* What you have to do *
Give every line from the entries that contains "marker".

* Provided material *
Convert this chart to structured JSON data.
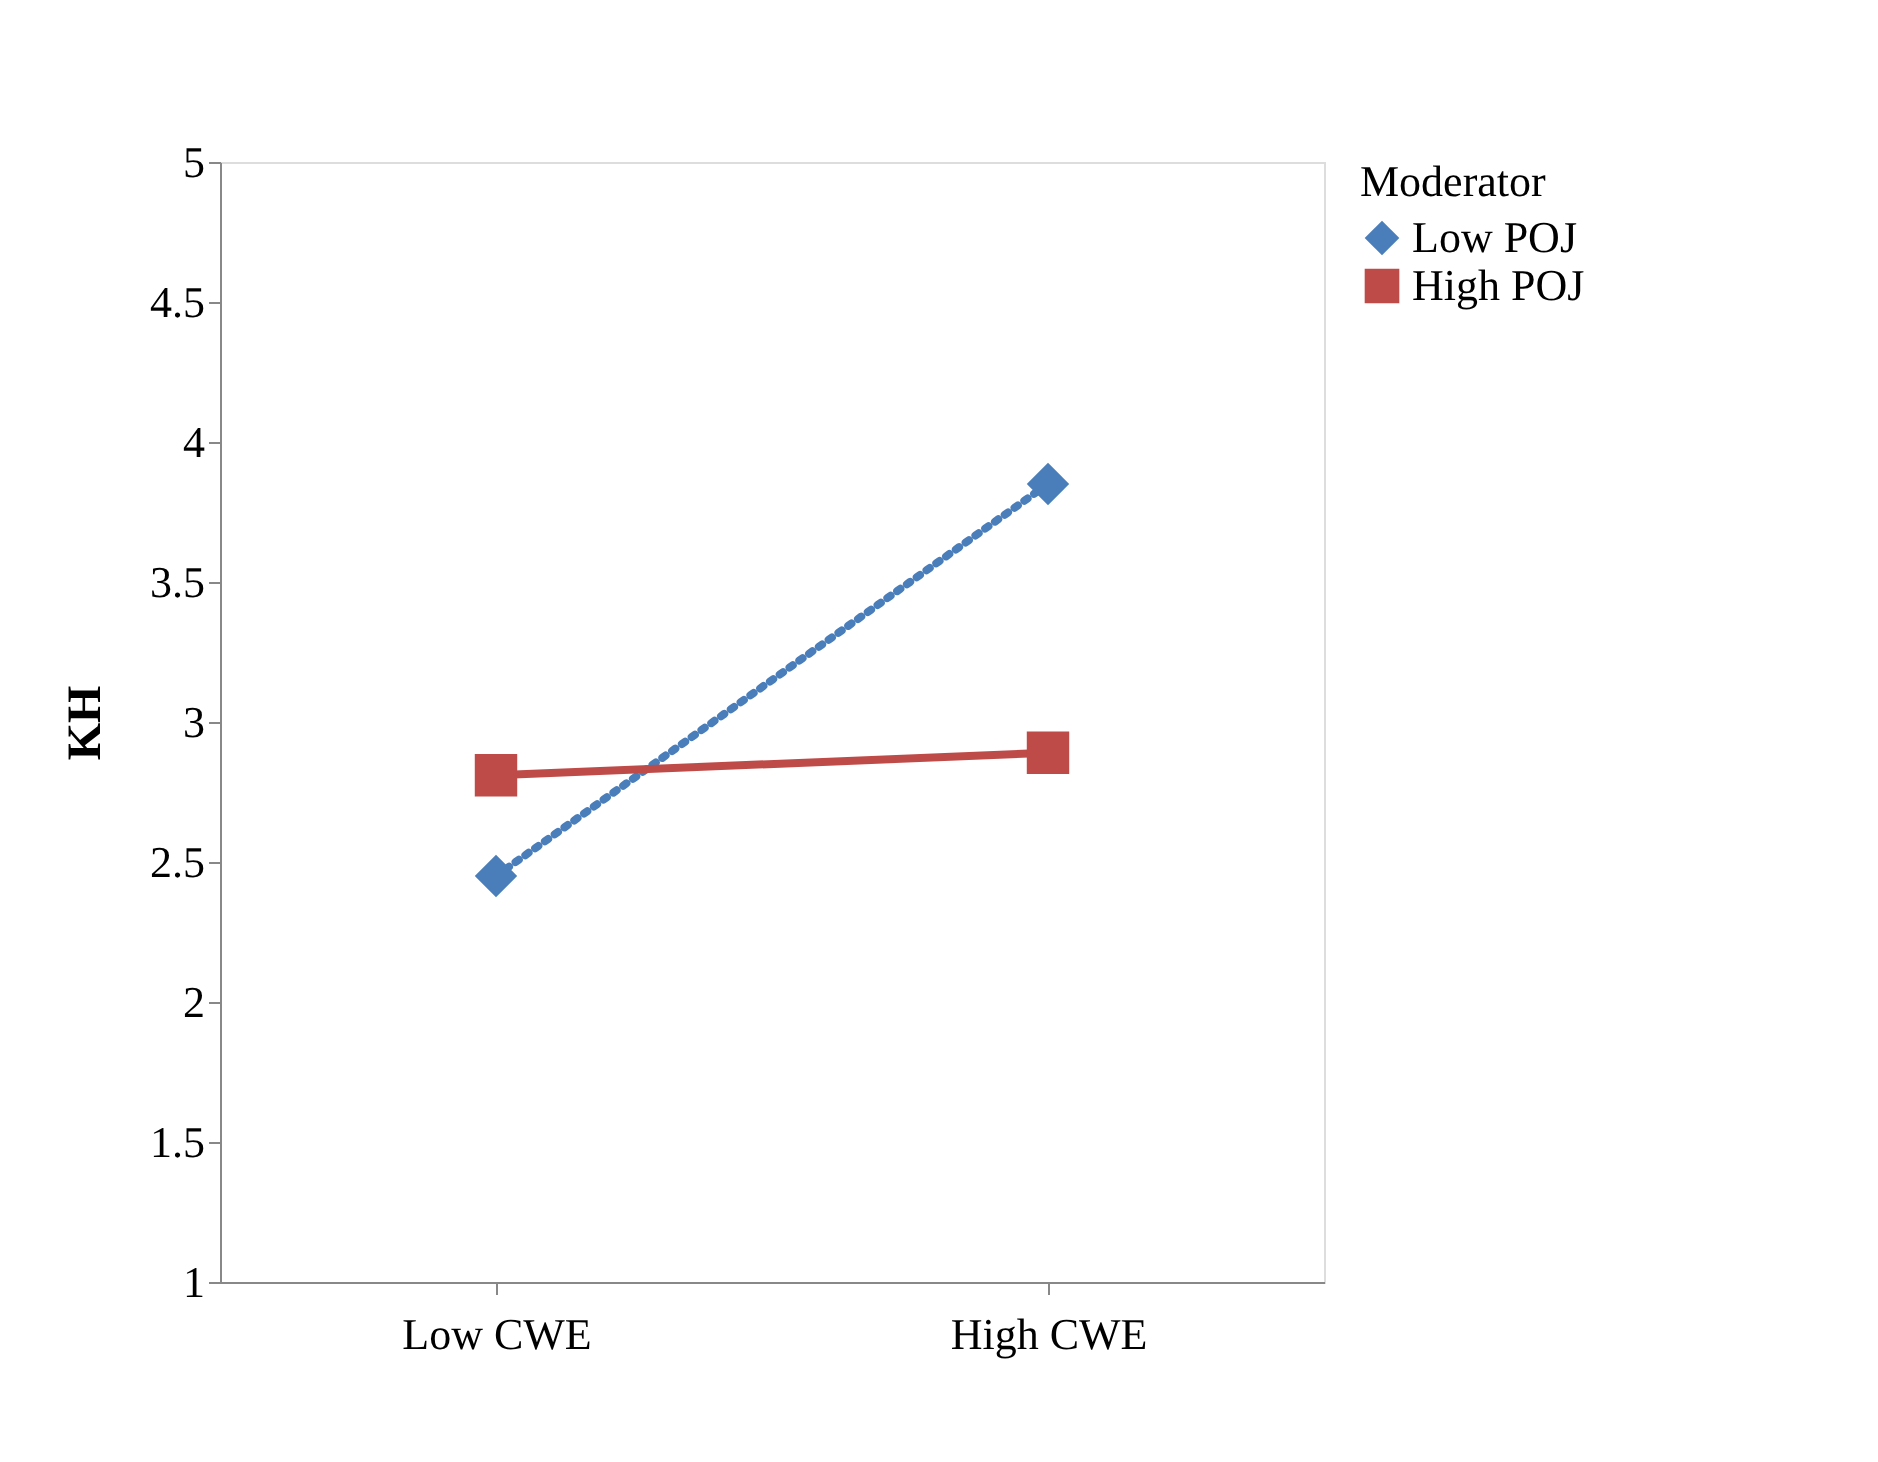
{
  "chart_data": {
    "type": "line",
    "ylabel": "KH",
    "legend_title": "Moderator",
    "categories": [
      "Low CWE",
      "High CWE"
    ],
    "series": [
      {
        "name": "Low POJ",
        "color": "#4a7ebb",
        "values": [
          2.45,
          3.85
        ],
        "marker": "diamond",
        "line_style": "dotted"
      },
      {
        "name": "High POJ",
        "color": "#be4b48",
        "values": [
          2.81,
          2.89
        ],
        "marker": "square",
        "line_style": "solid"
      }
    ],
    "ylim": [
      1,
      5
    ],
    "yticks": [
      1,
      1.5,
      2,
      2.5,
      3,
      3.5,
      4,
      4.5,
      5
    ],
    "grid": false,
    "legend": "right"
  }
}
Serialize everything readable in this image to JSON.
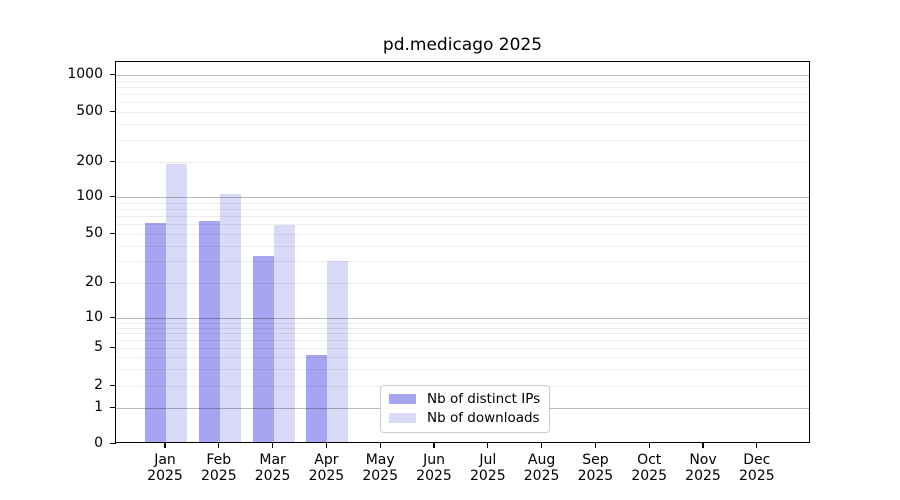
{
  "title": "pd.medicago 2025",
  "chart_data": {
    "type": "bar",
    "title": "pd.medicago 2025",
    "categories": [
      "Jan 2025",
      "Feb 2025",
      "Mar 2025",
      "Apr 2025",
      "May 2025",
      "Jun 2025",
      "Jul 2025",
      "Aug 2025",
      "Sep 2025",
      "Oct 2025",
      "Nov 2025",
      "Dec 2025"
    ],
    "series": [
      {
        "name": "Nb of distinct IPs",
        "color": "#a5a5f2",
        "values": [
          59,
          61,
          32,
          4,
          0,
          0,
          0,
          0,
          0,
          0,
          0,
          0
        ]
      },
      {
        "name": "Nb of downloads",
        "color": "#d9d9f8",
        "values": [
          185,
          102,
          57,
          29,
          0,
          0,
          0,
          0,
          0,
          0,
          0,
          0
        ]
      }
    ],
    "xlabel": "",
    "ylabel": "",
    "yticks": [
      0,
      1,
      2,
      5,
      10,
      20,
      50,
      100,
      200,
      500,
      1000
    ],
    "yscale": "symlog",
    "ylim": [
      0,
      1150
    ],
    "grid": true,
    "grid_major_at": [
      1,
      10,
      100,
      1000
    ],
    "legend_position": "lower center",
    "legend_labels": [
      "Nb of distinct IPs",
      "Nb of downloads"
    ]
  }
}
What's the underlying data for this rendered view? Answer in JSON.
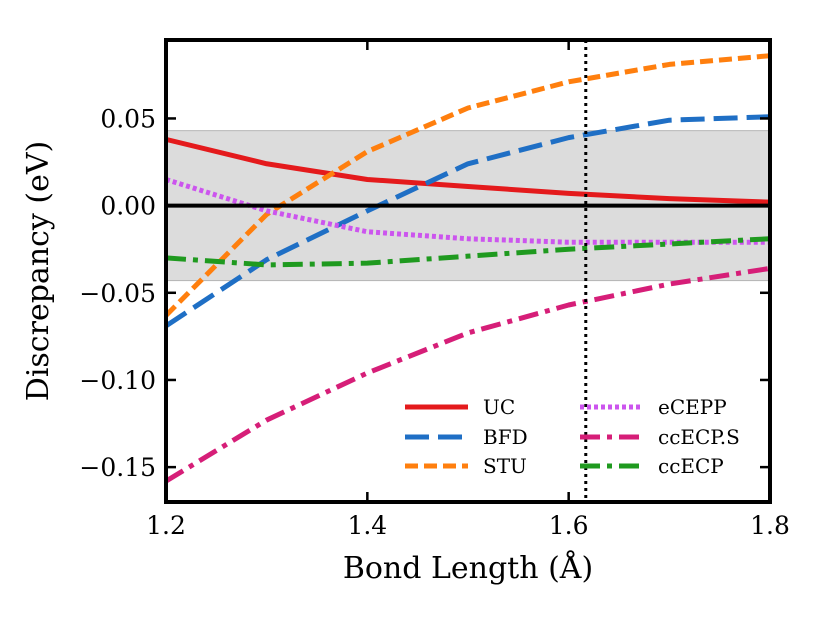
{
  "chart_data": {
    "type": "line",
    "title": "",
    "xlabel": "Bond Length (Å)",
    "ylabel": "Discrepancy (eV)",
    "xlim": [
      1.2,
      1.8
    ],
    "ylim": [
      -0.17,
      0.095
    ],
    "x_ticks": [
      1.2,
      1.4,
      1.6,
      1.8
    ],
    "x_tick_labels": [
      "1.2",
      "1.4",
      "1.6",
      "1.8"
    ],
    "y_ticks": [
      -0.15,
      -0.1,
      -0.05,
      0.0,
      0.05
    ],
    "y_tick_labels": [
      "−0.15",
      "−0.10",
      "−0.05",
      "0.00",
      "0.05"
    ],
    "shaded_band": [
      -0.043,
      0.043
    ],
    "shaded_band_color": "#dcdcdc",
    "zero_line_color": "#000000",
    "vertical_reference_x": 1.617,
    "legend_position": "lower-right",
    "series": [
      {
        "name": "UC",
        "color": "#e41a1c",
        "style": "solid",
        "x": [
          1.2,
          1.3,
          1.4,
          1.5,
          1.6,
          1.7,
          1.8
        ],
        "values": [
          0.038,
          0.024,
          0.015,
          0.011,
          0.007,
          0.004,
          0.002
        ]
      },
      {
        "name": "BFD",
        "color": "#1f6fc5",
        "style": "longdash",
        "x": [
          1.2,
          1.3,
          1.4,
          1.5,
          1.6,
          1.7,
          1.8
        ],
        "values": [
          -0.069,
          -0.031,
          -0.003,
          0.024,
          0.039,
          0.049,
          0.051
        ]
      },
      {
        "name": "STU",
        "color": "#ff7f0e",
        "style": "dash",
        "x": [
          1.2,
          1.3,
          1.4,
          1.5,
          1.6,
          1.7,
          1.8
        ],
        "values": [
          -0.063,
          -0.005,
          0.031,
          0.056,
          0.071,
          0.081,
          0.086
        ]
      },
      {
        "name": "eCEPP",
        "color": "#cc55ee",
        "style": "dotted",
        "x": [
          1.2,
          1.3,
          1.4,
          1.5,
          1.6,
          1.7,
          1.8
        ],
        "values": [
          0.015,
          -0.003,
          -0.015,
          -0.019,
          -0.021,
          -0.021,
          -0.021
        ]
      },
      {
        "name": "ccECP.S",
        "color": "#d61e78",
        "style": "dashdot",
        "x": [
          1.2,
          1.3,
          1.4,
          1.5,
          1.6,
          1.7,
          1.8
        ],
        "values": [
          -0.158,
          -0.123,
          -0.096,
          -0.073,
          -0.057,
          -0.045,
          -0.036
        ]
      },
      {
        "name": "ccECP",
        "color": "#1f9a1f",
        "style": "dashdot",
        "x": [
          1.2,
          1.3,
          1.4,
          1.5,
          1.6,
          1.7,
          1.8
        ],
        "values": [
          -0.03,
          -0.034,
          -0.033,
          -0.029,
          -0.025,
          -0.022,
          -0.019
        ]
      }
    ]
  }
}
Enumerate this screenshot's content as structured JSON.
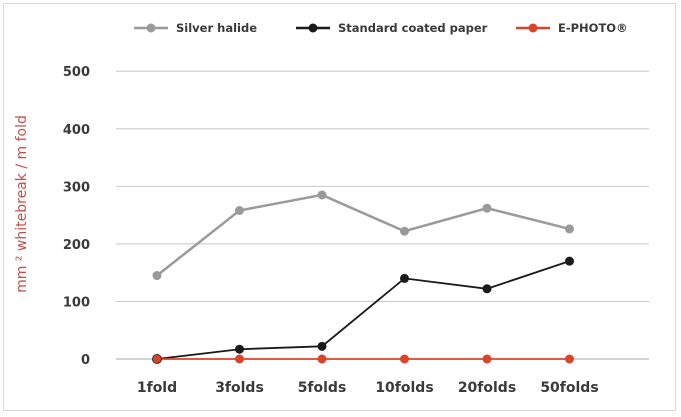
{
  "chart_data": {
    "type": "line",
    "ylabel": "mm ² whitebreak / m fold",
    "categories": [
      "1fold",
      "3folds",
      "5folds",
      "10folds",
      "20folds",
      "50folds"
    ],
    "ylim": [
      0,
      550
    ],
    "yticks": [
      0,
      100,
      200,
      300,
      400,
      500
    ],
    "grid": true,
    "legend_position": "top",
    "series": [
      {
        "name": "Silver halide",
        "color": "#9a9a9a",
        "values": [
          145,
          258,
          285,
          222,
          262,
          226
        ]
      },
      {
        "name": "Standard coated paper",
        "color": "#1a1a1a",
        "values": [
          0,
          17,
          22,
          140,
          122,
          170
        ]
      },
      {
        "name": "E-PHOTO®",
        "color": "#d9452b",
        "values": [
          0,
          0,
          0,
          0,
          0,
          0
        ]
      }
    ]
  }
}
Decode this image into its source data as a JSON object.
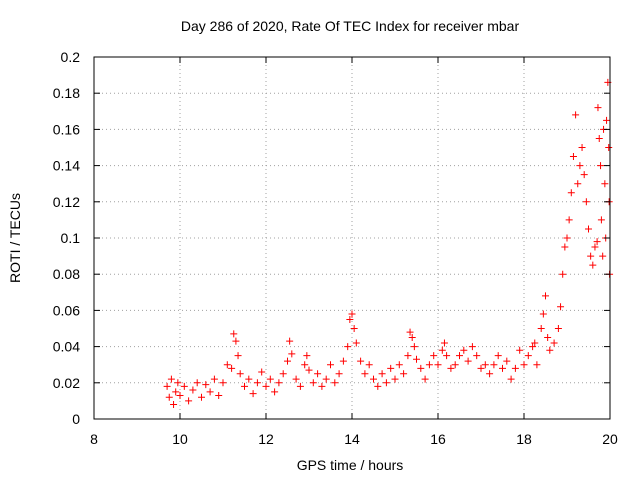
{
  "chart_data": {
    "type": "scatter",
    "title": "Day 286 of 2020, Rate Of TEC Index for receiver mbar",
    "xlabel": "GPS time / hours",
    "ylabel": "ROTI / TECUs",
    "xlim": [
      8,
      20
    ],
    "ylim": [
      0,
      0.2
    ],
    "x_ticks": [
      8,
      10,
      12,
      14,
      16,
      18,
      20
    ],
    "y_ticks": [
      0,
      0.02,
      0.04,
      0.06,
      0.08,
      0.1,
      0.12,
      0.14,
      0.16,
      0.18,
      0.2
    ],
    "x_tick_labels": [
      "8",
      "10",
      "12",
      "14",
      "16",
      "18",
      "20"
    ],
    "y_tick_labels": [
      "0",
      "0.02",
      "0.04",
      "0.06",
      "0.08",
      "0.1",
      "0.12",
      "0.14",
      "0.16",
      "0.18",
      "0.2"
    ],
    "grid": true,
    "marker": "+",
    "color": "#ff0000",
    "series": [
      {
        "name": "ROTI",
        "points": [
          [
            9.7,
            0.018
          ],
          [
            9.75,
            0.012
          ],
          [
            9.8,
            0.022
          ],
          [
            9.85,
            0.008
          ],
          [
            9.9,
            0.015
          ],
          [
            9.95,
            0.02
          ],
          [
            10.0,
            0.013
          ],
          [
            10.1,
            0.018
          ],
          [
            10.2,
            0.01
          ],
          [
            10.3,
            0.016
          ],
          [
            10.4,
            0.02
          ],
          [
            10.5,
            0.012
          ],
          [
            10.6,
            0.019
          ],
          [
            10.7,
            0.015
          ],
          [
            10.8,
            0.022
          ],
          [
            10.9,
            0.013
          ],
          [
            11.0,
            0.02
          ],
          [
            11.1,
            0.03
          ],
          [
            11.2,
            0.028
          ],
          [
            11.25,
            0.047
          ],
          [
            11.3,
            0.043
          ],
          [
            11.35,
            0.035
          ],
          [
            11.4,
            0.025
          ],
          [
            11.5,
            0.018
          ],
          [
            11.6,
            0.022
          ],
          [
            11.7,
            0.014
          ],
          [
            11.8,
            0.02
          ],
          [
            11.9,
            0.026
          ],
          [
            12.0,
            0.018
          ],
          [
            12.1,
            0.022
          ],
          [
            12.2,
            0.015
          ],
          [
            12.3,
            0.02
          ],
          [
            12.4,
            0.025
          ],
          [
            12.5,
            0.032
          ],
          [
            12.55,
            0.043
          ],
          [
            12.6,
            0.036
          ],
          [
            12.7,
            0.022
          ],
          [
            12.8,
            0.018
          ],
          [
            12.9,
            0.03
          ],
          [
            12.95,
            0.035
          ],
          [
            13.0,
            0.027
          ],
          [
            13.1,
            0.02
          ],
          [
            13.2,
            0.025
          ],
          [
            13.3,
            0.018
          ],
          [
            13.4,
            0.022
          ],
          [
            13.5,
            0.03
          ],
          [
            13.6,
            0.02
          ],
          [
            13.7,
            0.025
          ],
          [
            13.8,
            0.032
          ],
          [
            13.9,
            0.04
          ],
          [
            13.95,
            0.055
          ],
          [
            14.0,
            0.058
          ],
          [
            14.05,
            0.05
          ],
          [
            14.1,
            0.042
          ],
          [
            14.2,
            0.032
          ],
          [
            14.3,
            0.025
          ],
          [
            14.4,
            0.03
          ],
          [
            14.5,
            0.022
          ],
          [
            14.6,
            0.018
          ],
          [
            14.7,
            0.025
          ],
          [
            14.8,
            0.02
          ],
          [
            14.9,
            0.028
          ],
          [
            15.0,
            0.022
          ],
          [
            15.1,
            0.03
          ],
          [
            15.2,
            0.025
          ],
          [
            15.3,
            0.035
          ],
          [
            15.35,
            0.048
          ],
          [
            15.4,
            0.045
          ],
          [
            15.45,
            0.04
          ],
          [
            15.5,
            0.033
          ],
          [
            15.6,
            0.028
          ],
          [
            15.7,
            0.022
          ],
          [
            15.8,
            0.03
          ],
          [
            15.9,
            0.035
          ],
          [
            16.0,
            0.03
          ],
          [
            16.1,
            0.038
          ],
          [
            16.15,
            0.042
          ],
          [
            16.2,
            0.035
          ],
          [
            16.3,
            0.028
          ],
          [
            16.4,
            0.03
          ],
          [
            16.5,
            0.035
          ],
          [
            16.6,
            0.038
          ],
          [
            16.7,
            0.032
          ],
          [
            16.8,
            0.04
          ],
          [
            16.9,
            0.035
          ],
          [
            17.0,
            0.028
          ],
          [
            17.1,
            0.03
          ],
          [
            17.2,
            0.025
          ],
          [
            17.3,
            0.03
          ],
          [
            17.4,
            0.035
          ],
          [
            17.5,
            0.028
          ],
          [
            17.6,
            0.032
          ],
          [
            17.7,
            0.022
          ],
          [
            17.8,
            0.028
          ],
          [
            17.9,
            0.038
          ],
          [
            18.0,
            0.03
          ],
          [
            18.1,
            0.035
          ],
          [
            18.2,
            0.04
          ],
          [
            18.25,
            0.042
          ],
          [
            18.3,
            0.03
          ],
          [
            18.4,
            0.05
          ],
          [
            18.45,
            0.058
          ],
          [
            18.5,
            0.068
          ],
          [
            18.55,
            0.045
          ],
          [
            18.6,
            0.038
          ],
          [
            18.7,
            0.042
          ],
          [
            18.8,
            0.05
          ],
          [
            18.85,
            0.062
          ],
          [
            18.9,
            0.08
          ],
          [
            18.95,
            0.095
          ],
          [
            19.0,
            0.1
          ],
          [
            19.05,
            0.11
          ],
          [
            19.1,
            0.125
          ],
          [
            19.15,
            0.145
          ],
          [
            19.2,
            0.168
          ],
          [
            19.25,
            0.13
          ],
          [
            19.3,
            0.14
          ],
          [
            19.35,
            0.15
          ],
          [
            19.4,
            0.135
          ],
          [
            19.45,
            0.12
          ],
          [
            19.5,
            0.105
          ],
          [
            19.55,
            0.09
          ],
          [
            19.6,
            0.085
          ],
          [
            19.65,
            0.095
          ],
          [
            19.7,
            0.098
          ],
          [
            19.72,
            0.172
          ],
          [
            19.75,
            0.155
          ],
          [
            19.78,
            0.14
          ],
          [
            19.8,
            0.11
          ],
          [
            19.83,
            0.09
          ],
          [
            19.85,
            0.16
          ],
          [
            19.88,
            0.13
          ],
          [
            19.9,
            0.1
          ],
          [
            19.92,
            0.165
          ],
          [
            19.95,
            0.186
          ],
          [
            19.97,
            0.15
          ],
          [
            19.98,
            0.12
          ],
          [
            19.99,
            0.08
          ]
        ]
      }
    ]
  }
}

* Written answer *
        "marker": "diamond",
        "marker": "square",
    "marker": "+",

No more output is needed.